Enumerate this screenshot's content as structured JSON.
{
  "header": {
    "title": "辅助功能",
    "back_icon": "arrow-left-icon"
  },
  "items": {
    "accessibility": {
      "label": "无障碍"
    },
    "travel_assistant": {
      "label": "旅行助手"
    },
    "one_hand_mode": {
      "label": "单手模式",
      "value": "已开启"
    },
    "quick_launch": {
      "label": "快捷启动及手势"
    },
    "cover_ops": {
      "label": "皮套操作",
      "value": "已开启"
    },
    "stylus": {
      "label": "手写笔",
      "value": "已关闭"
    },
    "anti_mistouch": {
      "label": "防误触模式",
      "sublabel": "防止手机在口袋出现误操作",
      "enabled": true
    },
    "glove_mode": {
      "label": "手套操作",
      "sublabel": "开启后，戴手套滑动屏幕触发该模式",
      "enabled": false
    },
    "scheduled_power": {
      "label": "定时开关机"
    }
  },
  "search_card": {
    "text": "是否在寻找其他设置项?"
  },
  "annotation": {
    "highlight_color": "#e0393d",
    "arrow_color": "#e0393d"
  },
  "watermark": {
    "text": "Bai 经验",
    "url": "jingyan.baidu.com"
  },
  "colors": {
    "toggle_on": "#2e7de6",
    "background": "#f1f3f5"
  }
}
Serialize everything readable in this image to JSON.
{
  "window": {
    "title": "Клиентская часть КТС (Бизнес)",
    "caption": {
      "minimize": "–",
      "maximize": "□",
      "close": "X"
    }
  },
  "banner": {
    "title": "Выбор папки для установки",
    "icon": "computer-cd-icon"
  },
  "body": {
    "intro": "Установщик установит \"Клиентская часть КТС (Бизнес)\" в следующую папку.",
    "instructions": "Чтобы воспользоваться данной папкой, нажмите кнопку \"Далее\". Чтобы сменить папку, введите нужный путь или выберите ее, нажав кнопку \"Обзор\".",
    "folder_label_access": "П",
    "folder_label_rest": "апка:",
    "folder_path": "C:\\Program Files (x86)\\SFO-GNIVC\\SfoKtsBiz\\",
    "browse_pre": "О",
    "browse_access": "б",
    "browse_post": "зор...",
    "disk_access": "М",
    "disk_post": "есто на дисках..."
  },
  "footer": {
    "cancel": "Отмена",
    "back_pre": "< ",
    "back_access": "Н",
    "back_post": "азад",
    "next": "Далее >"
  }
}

**Stated task**
Reproduce, word for word, only the lines from the one that contains "Serialize everything readable" through the final line.

**Response**
Serialize everything readable in this image to JSON.
{
  "window": {
    "title": "Клиентская часть КТС (Бизнес)",
    "caption": {
      "minimize": "–",
      "maximize": "□",
      "close": "X"
    }
  },
  "banner": {
    "title": "Выбор папки для установки",
    "icon": "computer-cd-icon"
  },
  "body": {
    "intro": "Установщик установит \"Клиентская часть КТС (Бизнес)\" в следующую папку.",
    "instructions": "Чтобы воспользоваться данной папкой, нажмите кнопку \"Далее\". Чтобы сменить папку, введите нужный путь или выберите ее, нажав кнопку \"Обзор\".",
    "folder_label_access": "П",
    "folder_label_rest": "апка:",
    "folder_path": "C:\\Program Files (x86)\\SFO-GNIVC\\SfoKtsBiz\\",
    "browse_pre": "О",
    "browse_access": "б",
    "browse_post": "зор...",
    "disk_access": "М",
    "disk_post": "есто на дисках..."
  },
  "footer": {
    "cancel": "Отмена",
    "back_pre": "< ",
    "back_access": "Н",
    "back_post": "азад",
    "next": "Далее >"
  }
}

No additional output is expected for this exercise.